### Problem
List each line of the data in which the string "lgan" appears.

>> Start Extracted information

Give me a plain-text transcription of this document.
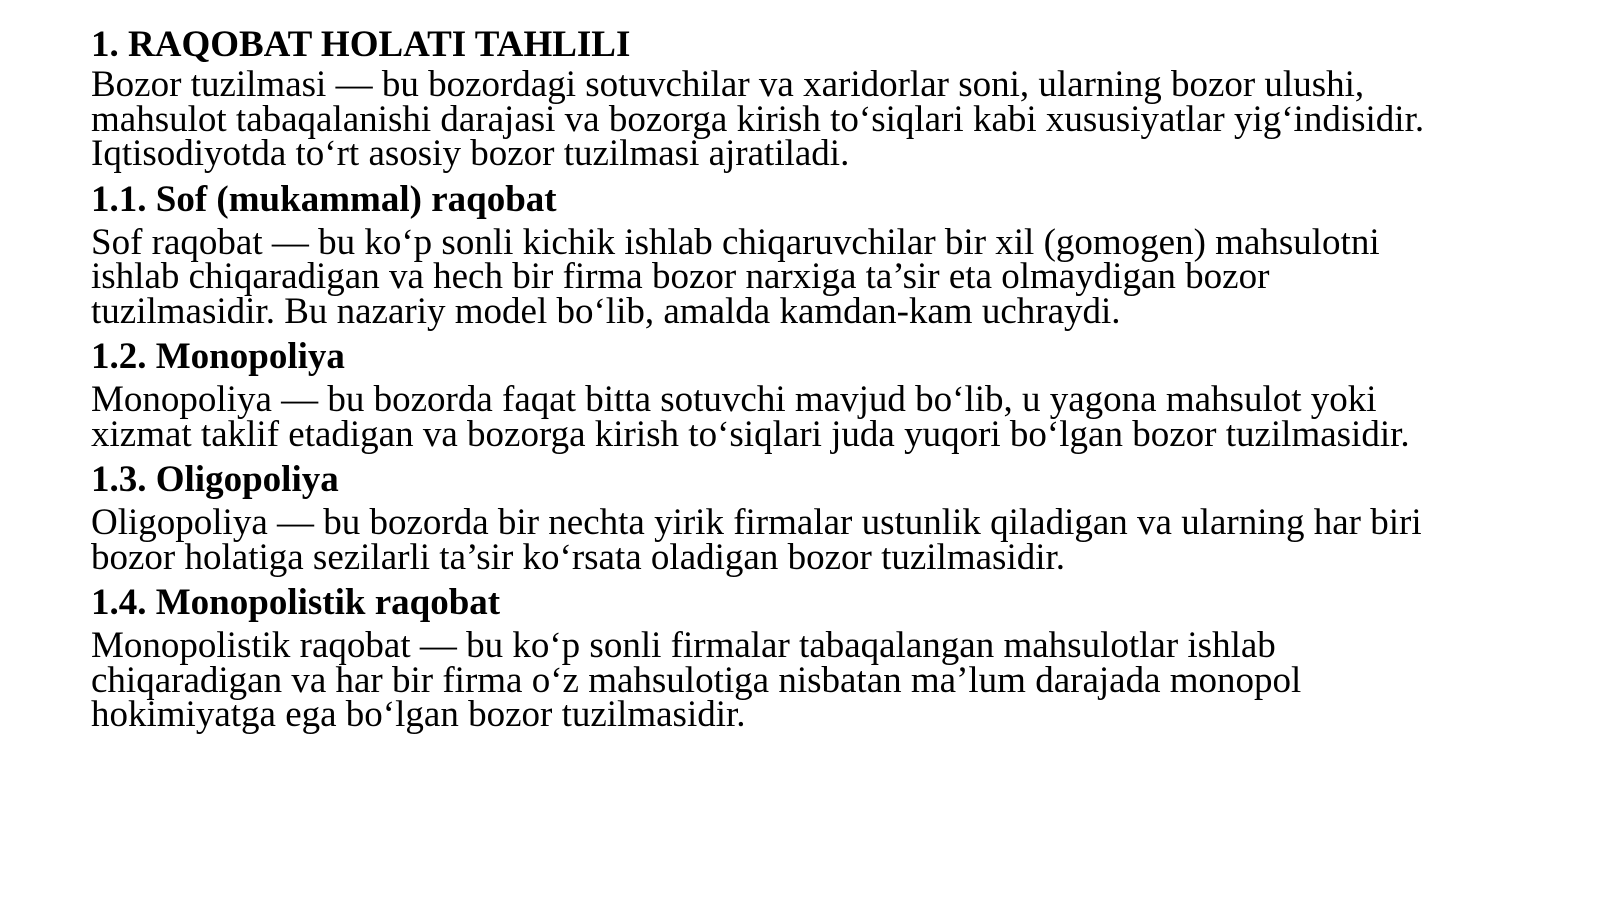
1. RAQOBAT HOLATI TAHLILI
Bozor tuzilmasi — bu bozordagi sotuvchilar va xaridorlar soni, ularning bozor ulushi,
mahsulot tabaqalanishi darajasi va bozorga kirish to‘siqlari kabi xususiyatlar yig‘indisidir.
Iqtisodiyotda to‘rt asosiy bozor tuzilmasi ajratiladi.
1.1. Sof (mukammal) raqobat
Sof raqobat — bu ko‘p sonli kichik ishlab chiqaruvchilar bir xil (gomogen) mahsulotni
ishlab chiqaradigan va hech bir firma bozor narxiga ta’sir eta olmaydigan bozor
tuzilmasidir. Bu nazariy model bo‘lib, amalda kamdan-kam uchraydi.
1.2. Monopoliya
Monopoliya — bu bozorda faqat bitta sotuvchi mavjud bo‘lib, u yagona mahsulot yoki
xizmat taklif etadigan va bozorga kirish to‘siqlari juda yuqori bo‘lgan bozor tuzilmasidir.
1.3. Oligopoliya
Oligopoliya — bu bozorda bir nechta yirik firmalar ustunlik qiladigan va ularning har biri
bozor holatiga sezilarli ta’sir ko‘rsata oladigan bozor tuzilmasidir.
1.4. Monopolistik raqobat
Monopolistik raqobat — bu ko‘p sonli firmalar tabaqalangan mahsulotlar ishlab
chiqaradigan va har bir firma o‘z mahsulotiga nisbatan ma’lum darajada monopol
hokimiyatga ega bo‘lgan bozor tuzilmasidir.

>> End Extracted information

### Written reply
xizmat taklif etadigan va bozorga kirish to‘siqlari juda yuqori bo‘lgan bozor tuzilmasidir.
hokimiyatga ega bo‘lgan bozor tuzilmasidir.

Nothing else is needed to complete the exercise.